Reproduce each record exactly.

** Stored data **
━━━

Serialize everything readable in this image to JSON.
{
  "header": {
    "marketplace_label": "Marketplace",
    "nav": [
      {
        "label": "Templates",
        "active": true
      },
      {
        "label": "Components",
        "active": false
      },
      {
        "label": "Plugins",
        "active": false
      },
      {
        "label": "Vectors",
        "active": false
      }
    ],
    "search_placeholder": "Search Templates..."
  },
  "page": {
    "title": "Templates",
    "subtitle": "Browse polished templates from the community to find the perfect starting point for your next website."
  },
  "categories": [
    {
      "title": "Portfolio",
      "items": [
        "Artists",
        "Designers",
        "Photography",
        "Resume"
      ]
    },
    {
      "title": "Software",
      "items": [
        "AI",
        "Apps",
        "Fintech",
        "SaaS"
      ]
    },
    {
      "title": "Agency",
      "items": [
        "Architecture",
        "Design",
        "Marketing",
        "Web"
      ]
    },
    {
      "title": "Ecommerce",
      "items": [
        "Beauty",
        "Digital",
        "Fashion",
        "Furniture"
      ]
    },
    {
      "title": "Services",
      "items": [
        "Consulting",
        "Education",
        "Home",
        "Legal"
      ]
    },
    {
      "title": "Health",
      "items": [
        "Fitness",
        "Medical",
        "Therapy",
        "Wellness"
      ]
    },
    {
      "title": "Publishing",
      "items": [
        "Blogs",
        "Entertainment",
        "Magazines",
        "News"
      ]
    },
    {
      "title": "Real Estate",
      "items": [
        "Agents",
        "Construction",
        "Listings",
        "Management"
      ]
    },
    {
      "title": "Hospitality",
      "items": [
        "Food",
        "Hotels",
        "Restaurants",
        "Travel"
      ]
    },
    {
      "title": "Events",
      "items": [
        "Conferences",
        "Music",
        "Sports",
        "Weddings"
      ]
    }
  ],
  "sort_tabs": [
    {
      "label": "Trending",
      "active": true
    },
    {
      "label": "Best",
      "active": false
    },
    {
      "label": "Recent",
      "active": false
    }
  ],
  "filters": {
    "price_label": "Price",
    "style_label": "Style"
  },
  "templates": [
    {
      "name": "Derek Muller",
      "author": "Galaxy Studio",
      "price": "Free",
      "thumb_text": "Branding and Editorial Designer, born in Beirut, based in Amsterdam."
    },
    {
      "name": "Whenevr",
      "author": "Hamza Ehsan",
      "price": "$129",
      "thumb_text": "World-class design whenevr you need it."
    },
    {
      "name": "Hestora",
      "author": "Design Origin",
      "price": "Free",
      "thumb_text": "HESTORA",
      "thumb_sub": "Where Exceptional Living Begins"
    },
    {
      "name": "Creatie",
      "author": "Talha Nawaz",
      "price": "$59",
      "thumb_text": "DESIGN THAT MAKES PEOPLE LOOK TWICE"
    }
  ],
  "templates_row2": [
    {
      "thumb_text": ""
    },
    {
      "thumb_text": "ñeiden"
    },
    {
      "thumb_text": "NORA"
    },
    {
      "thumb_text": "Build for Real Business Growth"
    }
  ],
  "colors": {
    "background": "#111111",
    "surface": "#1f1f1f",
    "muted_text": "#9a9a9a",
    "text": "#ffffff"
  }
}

━━━

** Written solution **
Serialize everything readable in this image to JSON.
{
  "header": {
    "marketplace_label": "Marketplace",
    "nav": [
      {
        "label": "Templates",
        "active": true
      },
      {
        "label": "Components",
        "active": false
      },
      {
        "label": "Plugins",
        "active": false
      },
      {
        "label": "Vectors",
        "active": false
      }
    ],
    "search_placeholder": "Search Templates..."
  },
  "page": {
    "title": "Templates",
    "subtitle": "Browse polished templates from the community to find the perfect starting point for your next website."
  },
  "categories": [
    {
      "title": "Portfolio",
      "items": [
        "Artists",
        "Designers",
        "Photography",
        "Resume"
      ]
    },
    {
      "title": "Software",
      "items": [
        "AI",
        "Apps",
        "Fintech",
        "SaaS"
      ]
    },
    {
      "title": "Agency",
      "items": [
        "Architecture",
        "Design",
        "Marketing",
        "Web"
      ]
    },
    {
      "title": "Ecommerce",
      "items": [
        "Beauty",
        "Digital",
        "Fashion",
        "Furniture"
      ]
    },
    {
      "title": "Services",
      "items": [
        "Consulting",
        "Education",
        "Home",
        "Legal"
      ]
    },
    {
      "title": "Health",
      "items": [
        "Fitness",
        "Medical",
        "Therapy",
        "Wellness"
      ]
    },
    {
      "title": "Publishing",
      "items": [
        "Blogs",
        "Entertainment",
        "Magazines",
        "News"
      ]
    },
    {
      "title": "Real Estate",
      "items": [
        "Agents",
        "Construction",
        "Listings",
        "Management"
      ]
    },
    {
      "title": "Hospitality",
      "items": [
        "Food",
        "Hotels",
        "Restaurants",
        "Travel"
      ]
    },
    {
      "title": "Events",
      "items": [
        "Conferences",
        "Music",
        "Sports",
        "Weddings"
      ]
    }
  ],
  "sort_tabs": [
    {
      "label": "Trending",
      "active": true
    },
    {
      "label": "Best",
      "active": false
    },
    {
      "label": "Recent",
      "active": false
    }
  ],
  "filters": {
    "price_label": "Price",
    "style_label": "Style"
  },
  "templates": [
    {
      "name": "Derek Muller",
      "author": "Galaxy Studio",
      "price": "Free",
      "thumb_text": "Branding and Editorial Designer, born in Beirut, based in Amsterdam."
    },
    {
      "name": "Whenevr",
      "author": "Hamza Ehsan",
      "price": "$129",
      "thumb_text": "World-class design whenevr you need it."
    },
    {
      "name": "Hestora",
      "author": "Design Origin",
      "price": "Free",
      "thumb_text": "HESTORA",
      "thumb_sub": "Where Exceptional Living Begins"
    },
    {
      "name": "Creatie",
      "author": "Talha Nawaz",
      "price": "$59",
      "thumb_text": "DESIGN THAT MAKES PEOPLE LOOK TWICE"
    }
  ],
  "templates_row2": [
    {
      "thumb_text": ""
    },
    {
      "thumb_text": "ñeiden"
    },
    {
      "thumb_text": "NORA"
    },
    {
      "thumb_text": "Build for Real Business Growth"
    }
  ],
  "colors": {
    "background": "#111111",
    "surface": "#1f1f1f",
    "muted_text": "#9a9a9a",
    "text": "#ffffff"
  }
}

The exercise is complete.